===== Extracted data =====

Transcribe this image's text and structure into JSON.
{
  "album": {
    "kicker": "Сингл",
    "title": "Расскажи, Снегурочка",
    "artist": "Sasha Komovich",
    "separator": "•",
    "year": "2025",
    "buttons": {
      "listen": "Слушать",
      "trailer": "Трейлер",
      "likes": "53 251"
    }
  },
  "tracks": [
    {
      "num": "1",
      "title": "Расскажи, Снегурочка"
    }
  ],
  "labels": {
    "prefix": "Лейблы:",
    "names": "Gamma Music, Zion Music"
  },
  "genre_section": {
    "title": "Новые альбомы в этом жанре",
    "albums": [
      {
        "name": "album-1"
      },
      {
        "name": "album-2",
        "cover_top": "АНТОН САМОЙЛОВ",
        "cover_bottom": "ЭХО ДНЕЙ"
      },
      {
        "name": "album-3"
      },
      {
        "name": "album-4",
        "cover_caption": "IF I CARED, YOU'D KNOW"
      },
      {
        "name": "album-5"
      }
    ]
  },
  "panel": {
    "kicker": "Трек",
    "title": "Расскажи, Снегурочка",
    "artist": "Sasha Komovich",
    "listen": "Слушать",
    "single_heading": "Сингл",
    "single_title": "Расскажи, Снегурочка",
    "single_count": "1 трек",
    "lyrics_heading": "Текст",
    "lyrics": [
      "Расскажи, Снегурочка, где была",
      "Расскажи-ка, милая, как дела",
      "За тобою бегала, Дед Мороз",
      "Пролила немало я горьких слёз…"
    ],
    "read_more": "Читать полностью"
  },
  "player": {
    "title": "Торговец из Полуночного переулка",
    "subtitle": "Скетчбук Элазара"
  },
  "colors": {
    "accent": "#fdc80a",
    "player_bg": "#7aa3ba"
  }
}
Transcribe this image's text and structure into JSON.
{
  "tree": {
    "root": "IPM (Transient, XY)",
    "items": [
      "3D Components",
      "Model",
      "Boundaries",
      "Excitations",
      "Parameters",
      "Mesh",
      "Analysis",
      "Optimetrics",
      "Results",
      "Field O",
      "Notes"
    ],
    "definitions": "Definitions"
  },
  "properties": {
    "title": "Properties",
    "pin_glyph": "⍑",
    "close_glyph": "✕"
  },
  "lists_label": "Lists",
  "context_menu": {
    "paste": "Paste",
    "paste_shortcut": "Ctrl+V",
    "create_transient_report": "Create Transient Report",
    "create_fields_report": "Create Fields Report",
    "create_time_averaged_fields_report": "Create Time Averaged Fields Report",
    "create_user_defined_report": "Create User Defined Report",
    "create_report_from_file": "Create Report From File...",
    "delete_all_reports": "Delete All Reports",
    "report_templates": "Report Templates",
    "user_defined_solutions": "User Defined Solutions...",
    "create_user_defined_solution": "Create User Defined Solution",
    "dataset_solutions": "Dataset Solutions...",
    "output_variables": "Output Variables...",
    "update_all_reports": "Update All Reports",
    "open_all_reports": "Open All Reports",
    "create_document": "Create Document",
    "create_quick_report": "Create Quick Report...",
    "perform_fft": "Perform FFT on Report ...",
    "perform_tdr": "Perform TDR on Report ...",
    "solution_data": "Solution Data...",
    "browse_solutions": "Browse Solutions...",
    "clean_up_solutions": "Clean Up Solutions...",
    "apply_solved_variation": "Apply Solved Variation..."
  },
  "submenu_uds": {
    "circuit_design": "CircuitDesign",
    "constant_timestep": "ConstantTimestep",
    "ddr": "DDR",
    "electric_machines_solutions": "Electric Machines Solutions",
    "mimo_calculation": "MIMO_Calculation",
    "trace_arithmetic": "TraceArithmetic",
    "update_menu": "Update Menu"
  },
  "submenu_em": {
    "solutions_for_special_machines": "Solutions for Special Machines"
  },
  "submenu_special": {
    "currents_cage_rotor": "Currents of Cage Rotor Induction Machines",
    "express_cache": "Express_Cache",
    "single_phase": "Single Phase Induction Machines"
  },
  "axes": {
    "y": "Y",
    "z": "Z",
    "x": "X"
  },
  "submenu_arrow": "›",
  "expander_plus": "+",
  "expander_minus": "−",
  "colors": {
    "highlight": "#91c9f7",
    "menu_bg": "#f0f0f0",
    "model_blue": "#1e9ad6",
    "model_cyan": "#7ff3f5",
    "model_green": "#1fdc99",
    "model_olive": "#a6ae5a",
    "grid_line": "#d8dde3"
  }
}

=====

Copy all lines from the material that include "Transient".

● **Answer to the problem**
    "root": "IPM (Transient, XY)",
    "create_transient_report": "Create Transient Report",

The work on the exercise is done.